* Start *

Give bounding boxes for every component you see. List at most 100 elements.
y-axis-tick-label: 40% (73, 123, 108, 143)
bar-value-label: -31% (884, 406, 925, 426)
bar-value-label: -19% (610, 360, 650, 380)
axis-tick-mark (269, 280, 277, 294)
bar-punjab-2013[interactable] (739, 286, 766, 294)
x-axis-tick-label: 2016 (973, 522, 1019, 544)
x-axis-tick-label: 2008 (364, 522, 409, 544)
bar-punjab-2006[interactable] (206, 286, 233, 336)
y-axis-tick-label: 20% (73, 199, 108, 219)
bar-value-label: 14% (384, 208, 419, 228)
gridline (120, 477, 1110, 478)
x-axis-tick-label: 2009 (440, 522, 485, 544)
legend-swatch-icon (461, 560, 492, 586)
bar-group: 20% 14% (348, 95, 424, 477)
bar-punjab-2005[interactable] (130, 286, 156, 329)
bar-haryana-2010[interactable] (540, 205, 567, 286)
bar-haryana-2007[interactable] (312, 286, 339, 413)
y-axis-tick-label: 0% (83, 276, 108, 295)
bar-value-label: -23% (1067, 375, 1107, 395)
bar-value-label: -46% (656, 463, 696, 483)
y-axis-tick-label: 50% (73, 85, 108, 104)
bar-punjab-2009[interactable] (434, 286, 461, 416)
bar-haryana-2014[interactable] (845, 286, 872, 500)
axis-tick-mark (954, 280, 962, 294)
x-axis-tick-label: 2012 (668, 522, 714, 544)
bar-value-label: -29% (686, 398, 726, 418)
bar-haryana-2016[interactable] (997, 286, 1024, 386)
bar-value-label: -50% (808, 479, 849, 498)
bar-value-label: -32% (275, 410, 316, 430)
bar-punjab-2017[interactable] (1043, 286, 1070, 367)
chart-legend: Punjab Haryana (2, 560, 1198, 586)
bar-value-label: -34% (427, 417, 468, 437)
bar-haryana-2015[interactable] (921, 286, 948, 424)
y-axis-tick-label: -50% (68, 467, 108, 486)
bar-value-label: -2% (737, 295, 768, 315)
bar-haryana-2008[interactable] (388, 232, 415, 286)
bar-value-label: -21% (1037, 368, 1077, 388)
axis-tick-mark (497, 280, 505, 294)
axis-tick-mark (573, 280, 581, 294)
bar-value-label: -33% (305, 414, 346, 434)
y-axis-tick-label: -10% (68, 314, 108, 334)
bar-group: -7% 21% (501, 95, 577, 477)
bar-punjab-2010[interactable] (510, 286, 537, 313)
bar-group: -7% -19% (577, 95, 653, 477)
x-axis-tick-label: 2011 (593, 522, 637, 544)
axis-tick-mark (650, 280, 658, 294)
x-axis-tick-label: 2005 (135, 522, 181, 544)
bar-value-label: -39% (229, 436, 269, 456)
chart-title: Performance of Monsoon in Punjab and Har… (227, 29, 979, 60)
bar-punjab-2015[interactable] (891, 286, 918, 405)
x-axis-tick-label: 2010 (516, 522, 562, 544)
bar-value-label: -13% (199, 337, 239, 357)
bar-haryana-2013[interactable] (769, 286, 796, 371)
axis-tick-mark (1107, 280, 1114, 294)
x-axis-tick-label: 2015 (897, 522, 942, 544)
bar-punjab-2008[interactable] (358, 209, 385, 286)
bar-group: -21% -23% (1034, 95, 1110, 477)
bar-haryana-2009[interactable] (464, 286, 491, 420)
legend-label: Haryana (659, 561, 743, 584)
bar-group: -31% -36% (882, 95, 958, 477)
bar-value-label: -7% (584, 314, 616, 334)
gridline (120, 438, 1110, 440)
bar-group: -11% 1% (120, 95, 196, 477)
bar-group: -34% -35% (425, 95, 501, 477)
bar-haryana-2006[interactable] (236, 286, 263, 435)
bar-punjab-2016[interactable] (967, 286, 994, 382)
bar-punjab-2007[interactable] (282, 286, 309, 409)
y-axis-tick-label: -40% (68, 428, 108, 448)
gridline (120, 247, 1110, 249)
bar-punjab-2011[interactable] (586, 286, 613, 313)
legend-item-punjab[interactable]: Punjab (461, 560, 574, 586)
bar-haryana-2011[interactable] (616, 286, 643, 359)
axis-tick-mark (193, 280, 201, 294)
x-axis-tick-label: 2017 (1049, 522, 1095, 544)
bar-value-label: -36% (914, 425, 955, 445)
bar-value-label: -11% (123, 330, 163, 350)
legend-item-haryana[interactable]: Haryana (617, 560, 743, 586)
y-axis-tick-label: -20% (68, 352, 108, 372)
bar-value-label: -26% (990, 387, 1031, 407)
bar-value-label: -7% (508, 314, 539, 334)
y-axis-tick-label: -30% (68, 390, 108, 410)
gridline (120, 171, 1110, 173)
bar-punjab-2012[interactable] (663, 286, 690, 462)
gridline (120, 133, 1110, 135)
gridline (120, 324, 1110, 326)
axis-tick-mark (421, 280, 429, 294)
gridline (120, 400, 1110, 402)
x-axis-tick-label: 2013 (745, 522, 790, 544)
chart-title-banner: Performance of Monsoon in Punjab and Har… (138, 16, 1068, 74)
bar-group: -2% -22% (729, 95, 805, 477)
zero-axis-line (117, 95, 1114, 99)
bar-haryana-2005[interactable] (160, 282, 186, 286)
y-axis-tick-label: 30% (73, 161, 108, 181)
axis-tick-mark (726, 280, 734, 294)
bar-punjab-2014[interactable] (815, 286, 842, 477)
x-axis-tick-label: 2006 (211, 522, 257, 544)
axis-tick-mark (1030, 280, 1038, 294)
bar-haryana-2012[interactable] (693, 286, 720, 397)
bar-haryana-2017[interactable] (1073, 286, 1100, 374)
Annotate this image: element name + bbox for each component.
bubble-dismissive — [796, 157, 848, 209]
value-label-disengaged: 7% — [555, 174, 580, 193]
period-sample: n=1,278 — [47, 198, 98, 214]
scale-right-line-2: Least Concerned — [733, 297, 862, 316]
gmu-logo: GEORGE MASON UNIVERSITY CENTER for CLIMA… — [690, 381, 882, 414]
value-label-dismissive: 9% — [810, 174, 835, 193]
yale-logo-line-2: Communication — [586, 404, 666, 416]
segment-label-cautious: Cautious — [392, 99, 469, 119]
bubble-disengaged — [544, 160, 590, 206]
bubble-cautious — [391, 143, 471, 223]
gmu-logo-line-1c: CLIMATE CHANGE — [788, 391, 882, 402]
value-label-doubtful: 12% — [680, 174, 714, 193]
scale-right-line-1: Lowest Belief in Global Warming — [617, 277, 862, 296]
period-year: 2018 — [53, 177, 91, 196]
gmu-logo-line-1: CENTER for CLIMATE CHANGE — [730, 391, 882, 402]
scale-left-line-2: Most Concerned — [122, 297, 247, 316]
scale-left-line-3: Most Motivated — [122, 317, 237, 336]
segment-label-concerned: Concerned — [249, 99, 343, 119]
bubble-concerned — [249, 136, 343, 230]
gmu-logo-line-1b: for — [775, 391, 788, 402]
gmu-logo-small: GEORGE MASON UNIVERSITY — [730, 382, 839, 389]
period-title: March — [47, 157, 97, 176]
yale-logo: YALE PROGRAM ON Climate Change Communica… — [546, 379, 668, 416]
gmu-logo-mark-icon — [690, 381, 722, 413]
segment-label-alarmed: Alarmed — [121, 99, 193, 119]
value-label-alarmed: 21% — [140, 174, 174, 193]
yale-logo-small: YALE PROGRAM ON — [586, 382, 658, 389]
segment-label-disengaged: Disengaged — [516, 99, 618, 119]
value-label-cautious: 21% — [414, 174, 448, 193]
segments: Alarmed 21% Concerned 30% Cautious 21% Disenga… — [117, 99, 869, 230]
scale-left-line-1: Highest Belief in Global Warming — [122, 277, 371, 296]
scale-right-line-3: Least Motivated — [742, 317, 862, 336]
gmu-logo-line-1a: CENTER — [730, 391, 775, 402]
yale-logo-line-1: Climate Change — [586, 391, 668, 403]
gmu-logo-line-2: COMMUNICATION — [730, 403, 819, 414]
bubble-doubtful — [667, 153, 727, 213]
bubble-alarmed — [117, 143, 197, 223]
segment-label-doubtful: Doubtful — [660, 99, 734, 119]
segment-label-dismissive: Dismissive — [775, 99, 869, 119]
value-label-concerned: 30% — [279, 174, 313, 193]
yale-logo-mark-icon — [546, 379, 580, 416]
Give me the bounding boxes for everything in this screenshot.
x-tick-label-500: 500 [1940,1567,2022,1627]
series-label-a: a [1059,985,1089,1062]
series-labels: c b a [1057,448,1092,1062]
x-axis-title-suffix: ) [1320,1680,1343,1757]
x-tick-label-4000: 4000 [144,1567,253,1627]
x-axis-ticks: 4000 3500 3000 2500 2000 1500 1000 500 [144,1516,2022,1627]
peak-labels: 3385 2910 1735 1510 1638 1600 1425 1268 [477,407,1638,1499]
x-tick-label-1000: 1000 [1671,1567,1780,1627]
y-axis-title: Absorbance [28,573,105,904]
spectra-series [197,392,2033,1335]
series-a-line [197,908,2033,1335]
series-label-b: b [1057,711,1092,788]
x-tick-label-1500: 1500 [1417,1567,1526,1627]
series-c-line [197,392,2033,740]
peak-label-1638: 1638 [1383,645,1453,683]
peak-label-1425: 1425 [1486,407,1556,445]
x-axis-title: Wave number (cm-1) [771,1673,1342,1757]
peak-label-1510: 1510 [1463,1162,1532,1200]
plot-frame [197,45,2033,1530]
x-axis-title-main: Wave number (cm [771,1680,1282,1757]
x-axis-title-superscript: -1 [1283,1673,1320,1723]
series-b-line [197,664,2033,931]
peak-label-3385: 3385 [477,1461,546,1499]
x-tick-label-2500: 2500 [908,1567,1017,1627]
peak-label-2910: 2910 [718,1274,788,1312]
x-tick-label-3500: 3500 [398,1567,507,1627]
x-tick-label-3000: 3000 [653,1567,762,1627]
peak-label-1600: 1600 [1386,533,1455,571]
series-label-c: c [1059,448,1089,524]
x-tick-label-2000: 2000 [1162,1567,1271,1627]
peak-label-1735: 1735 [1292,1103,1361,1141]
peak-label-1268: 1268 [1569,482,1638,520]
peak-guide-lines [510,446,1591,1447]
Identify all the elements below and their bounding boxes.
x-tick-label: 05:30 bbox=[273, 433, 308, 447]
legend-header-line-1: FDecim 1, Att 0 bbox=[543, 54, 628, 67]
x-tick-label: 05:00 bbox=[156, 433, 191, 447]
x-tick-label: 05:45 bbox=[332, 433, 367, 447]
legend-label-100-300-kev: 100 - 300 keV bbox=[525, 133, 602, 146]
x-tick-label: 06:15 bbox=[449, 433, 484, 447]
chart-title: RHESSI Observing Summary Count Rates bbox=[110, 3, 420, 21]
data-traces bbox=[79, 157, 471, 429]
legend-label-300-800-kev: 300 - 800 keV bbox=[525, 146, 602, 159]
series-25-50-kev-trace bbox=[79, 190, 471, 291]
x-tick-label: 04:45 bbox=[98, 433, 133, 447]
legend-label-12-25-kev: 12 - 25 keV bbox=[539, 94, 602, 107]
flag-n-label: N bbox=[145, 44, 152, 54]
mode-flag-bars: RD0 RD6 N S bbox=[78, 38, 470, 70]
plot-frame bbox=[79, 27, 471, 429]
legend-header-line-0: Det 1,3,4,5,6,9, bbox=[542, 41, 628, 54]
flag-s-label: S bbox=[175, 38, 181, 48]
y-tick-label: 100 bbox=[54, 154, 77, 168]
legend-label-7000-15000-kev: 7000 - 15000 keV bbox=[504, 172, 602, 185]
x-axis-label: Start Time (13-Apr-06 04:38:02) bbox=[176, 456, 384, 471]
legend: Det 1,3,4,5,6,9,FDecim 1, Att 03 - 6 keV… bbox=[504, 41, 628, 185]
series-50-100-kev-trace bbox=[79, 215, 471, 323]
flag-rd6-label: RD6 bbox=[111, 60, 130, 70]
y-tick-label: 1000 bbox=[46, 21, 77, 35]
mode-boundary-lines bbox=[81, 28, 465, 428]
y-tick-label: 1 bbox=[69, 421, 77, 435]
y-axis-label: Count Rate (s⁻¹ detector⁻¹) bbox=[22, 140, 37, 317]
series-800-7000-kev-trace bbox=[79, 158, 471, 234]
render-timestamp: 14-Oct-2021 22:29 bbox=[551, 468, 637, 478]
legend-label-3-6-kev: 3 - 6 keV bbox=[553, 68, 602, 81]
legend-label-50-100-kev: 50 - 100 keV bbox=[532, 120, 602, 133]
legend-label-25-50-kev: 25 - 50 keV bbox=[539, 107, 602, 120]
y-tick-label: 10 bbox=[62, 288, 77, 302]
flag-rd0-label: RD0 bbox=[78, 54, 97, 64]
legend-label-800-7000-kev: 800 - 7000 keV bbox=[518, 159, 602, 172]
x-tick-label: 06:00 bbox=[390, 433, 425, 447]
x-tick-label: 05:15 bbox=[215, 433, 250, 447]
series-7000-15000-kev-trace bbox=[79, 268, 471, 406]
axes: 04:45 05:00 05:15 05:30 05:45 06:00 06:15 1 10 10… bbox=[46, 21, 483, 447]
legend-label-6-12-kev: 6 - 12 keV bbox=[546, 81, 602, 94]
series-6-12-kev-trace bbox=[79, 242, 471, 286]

* End *

**What is being asked**
Write out the lines from the beginning of the records through the line containing "bar-haryana-2015[interactable] (921, 286, 948, 424)", with both ends included, replacing "bar-value-label" with "value-annotation" throughout and leaving everything else unchanged.

**Correct output**
Give bounding boxes for every component you see. List at most 100 elements.
y-axis-tick-label: 40% (73, 123, 108, 143)
value-annotation: -31% (884, 406, 925, 426)
value-annotation: -19% (610, 360, 650, 380)
axis-tick-mark (269, 280, 277, 294)
bar-punjab-2013[interactable] (739, 286, 766, 294)
x-axis-tick-label: 2016 (973, 522, 1019, 544)
x-axis-tick-label: 2008 (364, 522, 409, 544)
bar-punjab-2006[interactable] (206, 286, 233, 336)
y-axis-tick-label: 20% (73, 199, 108, 219)
value-annotation: 14% (384, 208, 419, 228)
gridline (120, 477, 1110, 478)
x-axis-tick-label: 2009 (440, 522, 485, 544)
legend-swatch-icon (461, 560, 492, 586)
bar-group: 20% 14% (348, 95, 424, 477)
bar-punjab-2005[interactable] (130, 286, 156, 329)
bar-haryana-2010[interactable] (540, 205, 567, 286)
bar-haryana-2007[interactable] (312, 286, 339, 413)
y-axis-tick-label: 0% (83, 276, 108, 295)
value-annotation: -23% (1067, 375, 1107, 395)
value-annotation: -46% (656, 463, 696, 483)
y-axis-tick-label: 50% (73, 85, 108, 104)
bar-punjab-2009[interactable] (434, 286, 461, 416)
bar-haryana-2014[interactable] (845, 286, 872, 500)
axis-tick-mark (954, 280, 962, 294)
x-axis-tick-label: 2012 (668, 522, 714, 544)
value-annotation: -29% (686, 398, 726, 418)
bar-haryana-2016[interactable] (997, 286, 1024, 386)
value-annotation: -50% (808, 479, 849, 498)
value-annotation: -32% (275, 410, 316, 430)
bar-punjab-2017[interactable] (1043, 286, 1070, 367)
chart-legend: Punjab Haryana (2, 560, 1198, 586)
value-annotation: -34% (427, 417, 468, 437)
bar-haryana-2015[interactable] (921, 286, 948, 424)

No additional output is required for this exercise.